> Stated task: Rewrite the listing below as a Markdown table with the columns No and Line, one line per row numbered in order, and leave out any blank lines.

> Given entries:

════

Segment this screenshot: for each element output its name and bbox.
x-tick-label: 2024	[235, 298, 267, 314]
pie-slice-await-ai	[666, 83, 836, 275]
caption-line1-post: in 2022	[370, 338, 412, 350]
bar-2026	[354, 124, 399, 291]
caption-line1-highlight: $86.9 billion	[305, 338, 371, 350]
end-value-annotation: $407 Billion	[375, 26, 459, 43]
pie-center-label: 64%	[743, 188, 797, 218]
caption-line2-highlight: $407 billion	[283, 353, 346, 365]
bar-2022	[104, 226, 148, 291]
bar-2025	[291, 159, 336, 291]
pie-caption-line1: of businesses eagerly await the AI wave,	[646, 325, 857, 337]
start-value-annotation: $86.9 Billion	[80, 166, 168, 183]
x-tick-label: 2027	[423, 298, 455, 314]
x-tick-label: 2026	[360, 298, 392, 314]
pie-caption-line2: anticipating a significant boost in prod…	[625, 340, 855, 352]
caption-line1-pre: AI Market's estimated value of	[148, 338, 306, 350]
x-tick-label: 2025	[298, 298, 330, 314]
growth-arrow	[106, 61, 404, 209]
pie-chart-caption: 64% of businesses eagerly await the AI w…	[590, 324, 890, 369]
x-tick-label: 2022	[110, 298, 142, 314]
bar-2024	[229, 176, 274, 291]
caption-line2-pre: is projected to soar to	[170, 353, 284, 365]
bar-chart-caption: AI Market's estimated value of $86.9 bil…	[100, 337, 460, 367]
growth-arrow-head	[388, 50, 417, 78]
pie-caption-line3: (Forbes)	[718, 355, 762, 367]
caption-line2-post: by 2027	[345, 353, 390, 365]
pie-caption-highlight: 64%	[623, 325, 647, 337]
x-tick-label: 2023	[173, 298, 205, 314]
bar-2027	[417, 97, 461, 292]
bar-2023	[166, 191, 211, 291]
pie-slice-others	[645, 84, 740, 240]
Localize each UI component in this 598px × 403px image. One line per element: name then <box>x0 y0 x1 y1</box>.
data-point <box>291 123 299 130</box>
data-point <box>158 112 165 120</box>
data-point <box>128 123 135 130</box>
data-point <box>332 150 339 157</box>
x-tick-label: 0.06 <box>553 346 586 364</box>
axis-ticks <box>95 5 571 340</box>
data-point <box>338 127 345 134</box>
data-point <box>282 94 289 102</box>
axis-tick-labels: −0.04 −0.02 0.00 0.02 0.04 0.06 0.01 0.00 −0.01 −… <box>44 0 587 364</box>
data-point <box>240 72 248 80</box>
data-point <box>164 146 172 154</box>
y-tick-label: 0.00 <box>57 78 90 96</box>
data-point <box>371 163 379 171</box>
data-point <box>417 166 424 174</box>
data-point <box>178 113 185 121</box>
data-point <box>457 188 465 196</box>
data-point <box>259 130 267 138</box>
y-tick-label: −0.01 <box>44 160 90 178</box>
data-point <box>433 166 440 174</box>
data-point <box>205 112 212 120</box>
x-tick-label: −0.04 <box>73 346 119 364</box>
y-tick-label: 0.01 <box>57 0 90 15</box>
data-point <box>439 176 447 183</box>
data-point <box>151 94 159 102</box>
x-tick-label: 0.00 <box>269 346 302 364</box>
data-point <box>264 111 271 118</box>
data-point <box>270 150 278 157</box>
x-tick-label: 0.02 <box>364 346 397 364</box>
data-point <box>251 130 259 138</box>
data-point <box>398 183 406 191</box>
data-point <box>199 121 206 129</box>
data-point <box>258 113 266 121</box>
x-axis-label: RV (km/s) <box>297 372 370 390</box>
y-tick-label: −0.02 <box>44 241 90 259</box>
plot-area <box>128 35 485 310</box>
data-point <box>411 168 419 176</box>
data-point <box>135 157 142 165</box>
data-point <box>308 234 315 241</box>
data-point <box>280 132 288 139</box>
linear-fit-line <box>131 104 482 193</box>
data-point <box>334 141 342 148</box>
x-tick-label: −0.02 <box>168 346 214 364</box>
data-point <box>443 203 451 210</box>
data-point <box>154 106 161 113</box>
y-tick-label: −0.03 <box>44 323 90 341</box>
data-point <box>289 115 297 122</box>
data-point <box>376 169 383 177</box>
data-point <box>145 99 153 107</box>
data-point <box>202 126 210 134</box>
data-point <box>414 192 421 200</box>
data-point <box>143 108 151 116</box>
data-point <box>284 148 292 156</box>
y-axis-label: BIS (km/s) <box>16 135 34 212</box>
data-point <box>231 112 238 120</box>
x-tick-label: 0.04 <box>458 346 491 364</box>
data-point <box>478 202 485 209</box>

════

> Exercise answer:
| No | Line |
|---|---|
| 1 | Segment this screenshot: for each element output its name and bbox. |
| 2 | x-tick-label: 2024	[235, 298, 267, 314] |
| 3 | pie-slice-await-ai	[666, 83, 836, 275] |
| 4 | caption-line1-post: in 2022	[370, 338, 412, 350] |
| 5 | bar-2026	[354, 124, 399, 291] |
| 6 | caption-line1-highlight: $86.9 billion	[305, 338, 371, 350] |
| 7 | end-value-annotation: $407 Billion	[375, 26, 459, 43] |
| 8 | pie-center-label: 64%	[743, 188, 797, 218] |
| 9 | caption-line2-highlight: $407 billion	[283, 353, 346, 365] |
| 10 | bar-2022	[104, 226, 148, 291] |
| 11 | bar-2025	[291, 159, 336, 291] |
| 12 | pie-caption-line1: of businesses eagerly await the AI wave,	[646, 325, 857, 337] |
| 13 | start-value-annotation: $86.9 Billion	[80, 166, 168, 183] |
| 14 | x-tick-label: 2027	[423, 298, 455, 314] |
| 15 | x-tick-label: 2026	[360, 298, 392, 314] |
| 16 | pie-caption-line2: anticipating a significant boost in prod…	[625, 340, 855, 352] |
| 17 | caption-line1-pre: AI Market's estimated value of	[148, 338, 306, 350] |
| 18 | x-tick-label: 2025	[298, 298, 330, 314] |
| 19 | growth-arrow	[106, 61, 404, 209] |
| 20 | pie-chart-caption: 64% of businesses eagerly await the AI w…	[590, 324, 890, 369] |
| 21 | x-tick-label: 2022	[110, 298, 142, 314] |
| 22 | bar-2024	[229, 176, 274, 291] |
| 23 | caption-line2-pre: is projected to soar to	[170, 353, 284, 365] |
| 24 | bar-chart-caption: AI Market's estimated value of $86.9 bil…	[100, 337, 460, 367] |
| 25 | growth-arrow-head	[388, 50, 417, 78] |
| 26 | pie-caption-line3: (Forbes)	[718, 355, 762, 367] |
| 27 | caption-line2-post: by 2027	[345, 353, 390, 365] |
| 28 | pie-caption-highlight: 64%	[623, 325, 647, 337] |
| 29 | x-tick-label: 2023	[173, 298, 205, 314] |
| 30 | bar-2027	[417, 97, 461, 292] |
| 31 | bar-2023	[166, 191, 211, 291] |
| 32 | pie-slice-others	[645, 84, 740, 240] |
| 33 | Localize each UI component in this 598px × 403px image. One line per element: name then <box>x0 y0 x1 y1</box>. |
| 34 | data-point <box>291 123 299 130</box> |
| 35 | data-point <box>158 112 165 120</box> |
| 36 | data-point <box>128 123 135 130</box> |
| 37 | data-point <box>332 150 339 157</box> |
| 38 | x-tick-label: 0.06 <box>553 346 586 364</box> |
| 39 | axis-ticks <box>95 5 571 340</box> |
| 40 | data-point <box>338 127 345 134</box> |
| 41 | data-point <box>282 94 289 102</box> |
| 42 | axis-tick-labels: −0.04 −0.02 0.00 0.02 0.04 0.06 0.01 0.00 −0.01 −… <box>44 0 587 364</box> |
| 43 | data-point <box>240 72 248 80</box> |
| 44 | data-point <box>164 146 172 154</box> |
| 45 | y-tick-label: 0.00 <box>57 78 90 96</box> |
| 46 | data-point <box>371 163 379 171</box> |
| 47 | data-point <box>417 166 424 174</box> |
| 48 | data-point <box>178 113 185 121</box> |
| 49 | data-point <box>457 188 465 196</box> |
| 50 | data-point <box>259 130 267 138</box> |
| 51 | y-tick-label: −0.01 <box>44 160 90 178</box> |
| 52 | data-point <box>433 166 440 174</box> |
| 53 | data-point <box>205 112 212 120</box> |
| 54 | x-tick-label: −0.04 <box>73 346 119 364</box> |
| 55 | y-tick-label: 0.01 <box>57 0 90 15</box> |
| 56 | data-point <box>439 176 447 183</box> |
| 57 | data-point <box>151 94 159 102</box> |
| 58 | x-tick-label: 0.00 <box>269 346 302 364</box> |
| 59 | data-point <box>264 111 271 118</box> |
| 60 | data-point <box>270 150 278 157</box> |
| 61 | x-tick-label: 0.02 <box>364 346 397 364</box> |
| 62 | data-point <box>251 130 259 138</box> |
| 63 | data-point <box>398 183 406 191</box> |
| 64 | data-point <box>199 121 206 129</box> |
| 65 | data-point <box>258 113 266 121</box> |
| 66 | x-axis-label: RV (km/s) <box>297 372 370 390</box> |
| 67 | y-tick-label: −0.02 <box>44 241 90 259</box> |
| 68 | plot-area <box>128 35 485 310</box> |
| 69 | data-point <box>411 168 419 176</box> |
| 70 | data-point <box>135 157 142 165</box> |
| 71 | data-point <box>308 234 315 241</box> |
| 72 | data-point <box>280 132 288 139</box> |
| 73 | linear-fit-line <box>131 104 482 193</box> |
| 74 | data-point <box>334 141 342 148</box> |
| 75 | x-tick-label: −0.02 <box>168 346 214 364</box> |
| 76 | data-point <box>443 203 451 210</box> |
| 77 | data-point <box>154 106 161 113</box> |
| 78 | y-tick-label: −0.03 <box>44 323 90 341</box> |
| 79 | data-point <box>289 115 297 122</box> |
| 80 | data-point <box>376 169 383 177</box> |
| 81 | data-point <box>145 99 153 107</box> |
| 82 | data-point <box>202 126 210 134</box> |
| 83 | data-point <box>414 192 421 200</box> |
| 84 | data-point <box>143 108 151 116</box> |
| 85 | data-point <box>284 148 292 156</box> |
| 86 | y-axis-label: BIS (km/s) <box>16 135 34 212</box> |
| 87 | data-point <box>231 112 238 120</box> |
| 88 | x-tick-label: 0.04 <box>458 346 491 364</box> |
| 89 | data-point <box>478 202 485 209</box> |